Records to use:

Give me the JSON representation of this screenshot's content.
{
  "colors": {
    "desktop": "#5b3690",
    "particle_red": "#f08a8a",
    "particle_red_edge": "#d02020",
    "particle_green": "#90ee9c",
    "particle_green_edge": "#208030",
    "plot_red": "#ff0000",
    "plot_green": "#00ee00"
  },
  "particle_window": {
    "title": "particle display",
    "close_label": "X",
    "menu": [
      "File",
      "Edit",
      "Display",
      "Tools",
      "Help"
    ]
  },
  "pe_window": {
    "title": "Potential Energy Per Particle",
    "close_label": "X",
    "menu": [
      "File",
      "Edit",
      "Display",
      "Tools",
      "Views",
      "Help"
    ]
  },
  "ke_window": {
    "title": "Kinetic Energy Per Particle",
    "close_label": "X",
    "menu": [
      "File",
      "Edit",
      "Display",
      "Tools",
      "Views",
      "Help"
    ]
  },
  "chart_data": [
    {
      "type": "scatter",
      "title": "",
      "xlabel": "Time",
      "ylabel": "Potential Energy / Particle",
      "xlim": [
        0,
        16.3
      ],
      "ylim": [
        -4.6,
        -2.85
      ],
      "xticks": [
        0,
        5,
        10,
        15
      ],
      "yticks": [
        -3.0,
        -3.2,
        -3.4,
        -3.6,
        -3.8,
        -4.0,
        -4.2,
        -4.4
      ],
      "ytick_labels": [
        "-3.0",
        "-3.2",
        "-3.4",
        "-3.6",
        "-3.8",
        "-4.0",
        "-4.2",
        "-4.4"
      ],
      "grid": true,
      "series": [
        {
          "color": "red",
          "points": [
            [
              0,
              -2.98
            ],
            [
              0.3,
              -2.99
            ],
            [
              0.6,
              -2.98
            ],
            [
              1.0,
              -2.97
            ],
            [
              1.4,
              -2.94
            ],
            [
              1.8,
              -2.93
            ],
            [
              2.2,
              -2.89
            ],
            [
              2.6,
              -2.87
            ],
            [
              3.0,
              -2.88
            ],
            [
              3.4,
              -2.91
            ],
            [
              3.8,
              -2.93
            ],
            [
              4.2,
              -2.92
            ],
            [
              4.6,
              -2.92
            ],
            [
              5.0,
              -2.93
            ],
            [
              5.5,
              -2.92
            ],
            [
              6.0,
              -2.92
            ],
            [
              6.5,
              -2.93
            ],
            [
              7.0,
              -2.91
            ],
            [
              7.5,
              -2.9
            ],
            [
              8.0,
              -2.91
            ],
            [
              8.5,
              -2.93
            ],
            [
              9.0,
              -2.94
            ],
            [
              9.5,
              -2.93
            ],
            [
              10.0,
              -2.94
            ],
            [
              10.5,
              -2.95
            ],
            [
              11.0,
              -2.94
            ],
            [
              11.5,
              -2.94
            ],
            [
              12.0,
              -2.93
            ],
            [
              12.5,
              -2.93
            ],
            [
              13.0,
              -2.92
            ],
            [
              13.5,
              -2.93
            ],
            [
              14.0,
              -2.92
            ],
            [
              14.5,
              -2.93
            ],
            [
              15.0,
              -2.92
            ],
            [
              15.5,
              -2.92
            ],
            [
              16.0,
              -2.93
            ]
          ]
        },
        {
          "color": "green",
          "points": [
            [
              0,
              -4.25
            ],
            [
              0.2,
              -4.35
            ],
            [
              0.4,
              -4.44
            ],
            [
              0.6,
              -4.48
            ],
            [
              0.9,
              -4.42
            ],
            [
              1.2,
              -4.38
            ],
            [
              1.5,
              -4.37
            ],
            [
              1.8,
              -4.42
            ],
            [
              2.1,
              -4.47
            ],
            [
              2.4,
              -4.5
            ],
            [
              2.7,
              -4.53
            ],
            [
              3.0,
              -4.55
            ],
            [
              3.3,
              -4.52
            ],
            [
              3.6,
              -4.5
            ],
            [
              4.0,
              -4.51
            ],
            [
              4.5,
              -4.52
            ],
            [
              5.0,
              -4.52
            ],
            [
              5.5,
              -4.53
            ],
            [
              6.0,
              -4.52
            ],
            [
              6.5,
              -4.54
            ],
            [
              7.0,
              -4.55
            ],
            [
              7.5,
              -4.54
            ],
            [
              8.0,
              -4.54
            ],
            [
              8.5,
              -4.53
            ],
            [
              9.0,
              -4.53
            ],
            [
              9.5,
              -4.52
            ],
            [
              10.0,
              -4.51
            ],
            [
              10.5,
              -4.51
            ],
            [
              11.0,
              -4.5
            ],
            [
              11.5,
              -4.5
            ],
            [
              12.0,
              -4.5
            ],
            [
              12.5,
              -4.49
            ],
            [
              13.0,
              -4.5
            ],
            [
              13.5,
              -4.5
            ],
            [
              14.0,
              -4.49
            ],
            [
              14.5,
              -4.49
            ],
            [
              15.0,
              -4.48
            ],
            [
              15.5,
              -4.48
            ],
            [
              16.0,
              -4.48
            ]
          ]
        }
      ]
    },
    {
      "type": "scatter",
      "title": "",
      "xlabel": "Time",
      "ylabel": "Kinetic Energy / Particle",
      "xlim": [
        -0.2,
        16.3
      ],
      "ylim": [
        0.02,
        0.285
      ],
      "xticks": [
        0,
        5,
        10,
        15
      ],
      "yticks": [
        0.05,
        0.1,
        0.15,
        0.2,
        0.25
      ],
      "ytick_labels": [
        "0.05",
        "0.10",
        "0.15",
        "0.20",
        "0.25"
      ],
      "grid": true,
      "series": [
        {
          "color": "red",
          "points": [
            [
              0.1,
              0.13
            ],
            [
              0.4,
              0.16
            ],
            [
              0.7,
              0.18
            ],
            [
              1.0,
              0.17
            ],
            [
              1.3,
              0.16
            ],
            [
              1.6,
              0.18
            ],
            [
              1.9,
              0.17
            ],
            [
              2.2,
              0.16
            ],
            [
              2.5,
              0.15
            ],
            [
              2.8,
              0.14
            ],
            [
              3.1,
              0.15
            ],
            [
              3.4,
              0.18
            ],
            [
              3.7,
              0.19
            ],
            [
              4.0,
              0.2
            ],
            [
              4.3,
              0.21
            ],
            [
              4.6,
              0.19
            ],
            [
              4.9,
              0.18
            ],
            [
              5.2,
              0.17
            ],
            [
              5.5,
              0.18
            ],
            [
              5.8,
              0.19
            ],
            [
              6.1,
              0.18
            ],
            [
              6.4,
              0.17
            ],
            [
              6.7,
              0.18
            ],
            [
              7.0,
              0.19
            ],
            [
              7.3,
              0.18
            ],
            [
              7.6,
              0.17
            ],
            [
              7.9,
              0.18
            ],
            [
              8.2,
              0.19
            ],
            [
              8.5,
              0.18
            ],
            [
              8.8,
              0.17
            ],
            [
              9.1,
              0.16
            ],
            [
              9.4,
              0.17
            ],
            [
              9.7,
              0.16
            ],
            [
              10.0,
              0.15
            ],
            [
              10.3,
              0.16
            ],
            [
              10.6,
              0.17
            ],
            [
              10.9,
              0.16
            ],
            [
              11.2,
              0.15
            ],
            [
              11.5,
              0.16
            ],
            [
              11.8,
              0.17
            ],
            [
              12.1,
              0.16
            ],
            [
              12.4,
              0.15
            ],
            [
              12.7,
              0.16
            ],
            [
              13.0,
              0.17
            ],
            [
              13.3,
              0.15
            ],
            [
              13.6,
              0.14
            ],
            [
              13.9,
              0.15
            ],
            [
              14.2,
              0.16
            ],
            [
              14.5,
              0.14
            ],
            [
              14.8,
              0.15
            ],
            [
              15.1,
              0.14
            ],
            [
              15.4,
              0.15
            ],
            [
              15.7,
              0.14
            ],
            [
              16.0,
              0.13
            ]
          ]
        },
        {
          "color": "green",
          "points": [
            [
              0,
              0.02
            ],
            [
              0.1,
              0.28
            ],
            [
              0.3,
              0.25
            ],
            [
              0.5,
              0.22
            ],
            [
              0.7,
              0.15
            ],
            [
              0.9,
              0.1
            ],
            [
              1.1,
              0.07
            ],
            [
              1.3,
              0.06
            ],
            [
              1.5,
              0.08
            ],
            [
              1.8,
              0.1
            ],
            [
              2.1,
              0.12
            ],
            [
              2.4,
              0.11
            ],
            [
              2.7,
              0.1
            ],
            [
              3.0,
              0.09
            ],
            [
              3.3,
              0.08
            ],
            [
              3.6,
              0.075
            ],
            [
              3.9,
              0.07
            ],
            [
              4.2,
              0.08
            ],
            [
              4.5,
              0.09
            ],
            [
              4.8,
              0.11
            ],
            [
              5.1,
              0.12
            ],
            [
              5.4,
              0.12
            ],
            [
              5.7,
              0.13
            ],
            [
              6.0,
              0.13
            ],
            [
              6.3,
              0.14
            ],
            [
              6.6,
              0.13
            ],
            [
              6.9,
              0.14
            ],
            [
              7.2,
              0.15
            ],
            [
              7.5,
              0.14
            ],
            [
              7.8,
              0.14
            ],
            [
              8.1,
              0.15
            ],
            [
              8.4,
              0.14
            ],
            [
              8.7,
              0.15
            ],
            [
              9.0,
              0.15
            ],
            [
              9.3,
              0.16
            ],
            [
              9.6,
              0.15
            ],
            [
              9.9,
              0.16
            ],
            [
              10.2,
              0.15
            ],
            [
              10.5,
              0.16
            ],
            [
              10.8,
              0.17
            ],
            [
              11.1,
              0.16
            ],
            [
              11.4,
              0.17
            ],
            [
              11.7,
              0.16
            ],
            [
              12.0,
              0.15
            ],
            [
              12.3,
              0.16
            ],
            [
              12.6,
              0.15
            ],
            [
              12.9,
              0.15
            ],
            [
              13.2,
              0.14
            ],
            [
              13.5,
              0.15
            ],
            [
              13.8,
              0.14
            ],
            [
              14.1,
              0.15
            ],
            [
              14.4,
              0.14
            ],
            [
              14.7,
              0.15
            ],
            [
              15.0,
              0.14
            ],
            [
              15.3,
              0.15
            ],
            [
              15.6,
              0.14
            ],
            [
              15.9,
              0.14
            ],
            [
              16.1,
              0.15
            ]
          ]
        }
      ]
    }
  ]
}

Set problem: Pick out the lines above containing the word "Kinetic", then copy them.

Expected output:
    "title": "Kinetic Energy Per Particle",
      "ylabel": "Kinetic Energy / Particle",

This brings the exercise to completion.